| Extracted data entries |
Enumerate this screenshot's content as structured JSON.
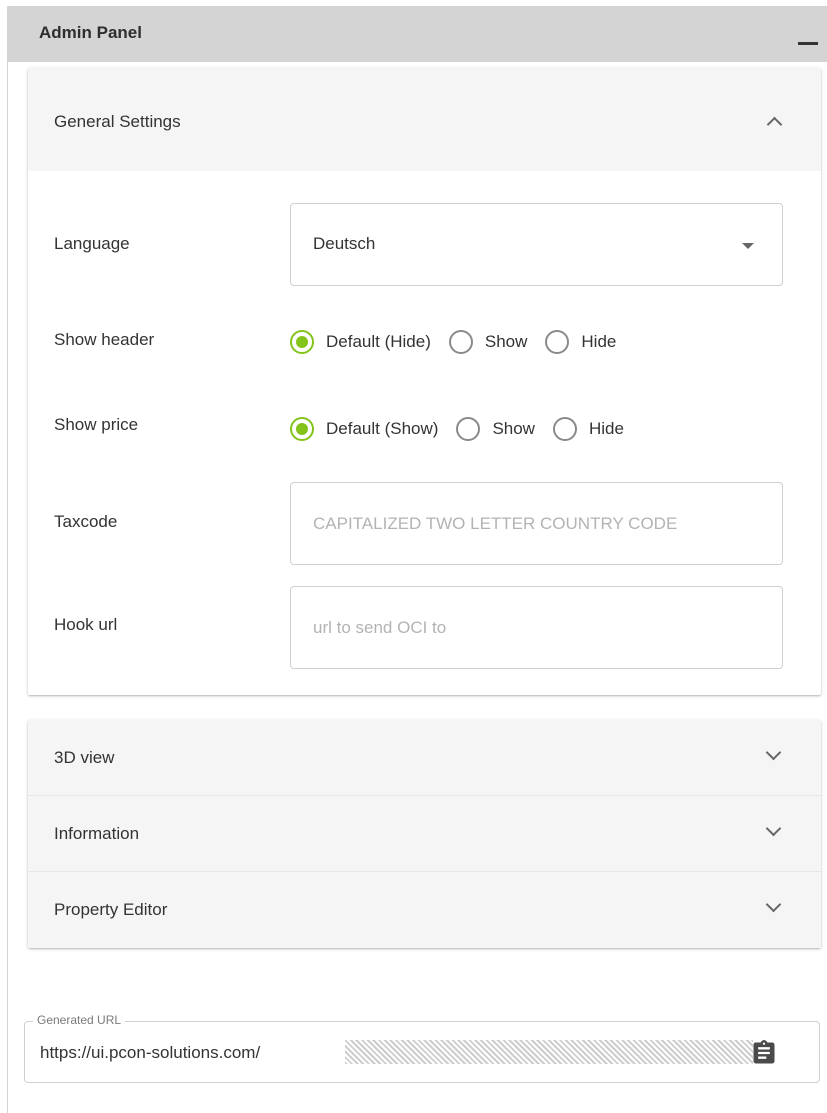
{
  "panel": {
    "title": "Admin Panel"
  },
  "general_settings": {
    "title": "General Settings",
    "language": {
      "label": "Language",
      "selected": "Deutsch"
    },
    "show_header": {
      "label": "Show header",
      "options": [
        "Default (Hide)",
        "Show",
        "Hide"
      ],
      "selected": "Default (Hide)"
    },
    "show_price": {
      "label": "Show price",
      "options": [
        "Default (Show)",
        "Show",
        "Hide"
      ],
      "selected": "Default (Show)"
    },
    "taxcode": {
      "label": "Taxcode",
      "placeholder": "CAPITALIZED TWO LETTER COUNTRY CODE",
      "value": ""
    },
    "hook_url": {
      "label": "Hook url",
      "placeholder": "url to send OCI to",
      "value": ""
    }
  },
  "sections": [
    {
      "title": "3D view"
    },
    {
      "title": "Information"
    },
    {
      "title": "Property Editor"
    }
  ],
  "generated_url": {
    "label": "Generated URL",
    "value": "https://ui.pcon-solutions.com/"
  },
  "colors": {
    "accent": "#84c41a",
    "header_bg": "#d4d4d4",
    "section_bg": "#f5f5f5"
  },
  "icons": {
    "minimize": "minimize-icon",
    "expand_less": "chevron-up-icon",
    "expand_more": "chevron-down-icon",
    "dropdown": "caret-down-icon",
    "copy": "clipboard-icon"
  }
}
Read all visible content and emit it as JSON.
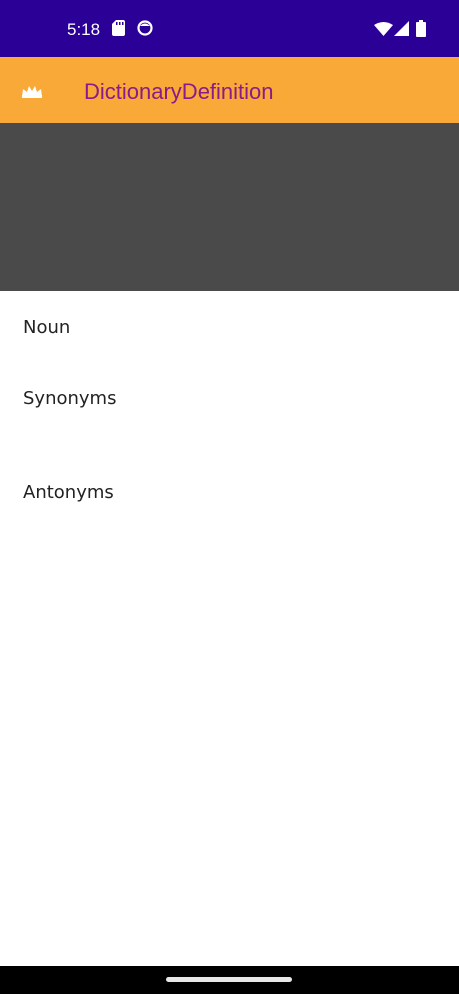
{
  "status_bar": {
    "time": "5:18",
    "icons": [
      "sd-card-icon",
      "face-icon",
      "wifi-icon",
      "signal-icon",
      "battery-icon"
    ]
  },
  "app_bar": {
    "title": "DictionaryDefinition",
    "logo_icon": "crown-icon",
    "background_color": "#f9a937",
    "title_color": "#8b1a8a"
  },
  "content": {
    "noun_label": "Noun",
    "synonyms_label": "Synonyms",
    "antonyms_label": "Antonyms"
  },
  "colors": {
    "status_bar": "#2a0096",
    "media_area": "#4a4a4a"
  }
}
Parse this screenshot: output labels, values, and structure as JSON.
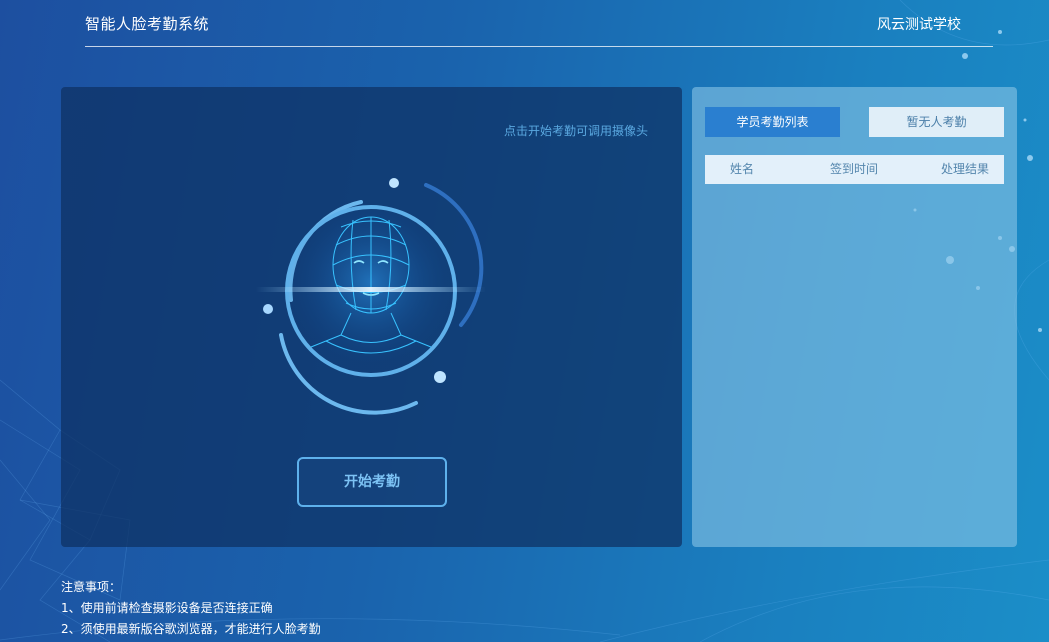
{
  "header": {
    "title": "智能人脸考勤系统",
    "school": "风云测试学校"
  },
  "camera": {
    "hint": "点击开始考勤可调用摄像头",
    "start_label": "开始考勤"
  },
  "attendance": {
    "tabs": [
      "学员考勤列表",
      "暂无人考勤"
    ],
    "columns": [
      "姓名",
      "签到时间",
      "处理结果"
    ],
    "rows": []
  },
  "notes": {
    "title": "注意事项：",
    "items": [
      "1、使用前请检查摄影设备是否连接正确",
      "2、须使用最新版谷歌浏览器，才能进行人脸考勤"
    ]
  },
  "colors": {
    "accent": "#2a7fd0",
    "button_border": "#5eb1ec"
  },
  "icons": {
    "face": "face-scan-icon"
  }
}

| Description of the task |
Go through the entries above and count the lines containing the word "this"; give only that count.

| Exercise output |
2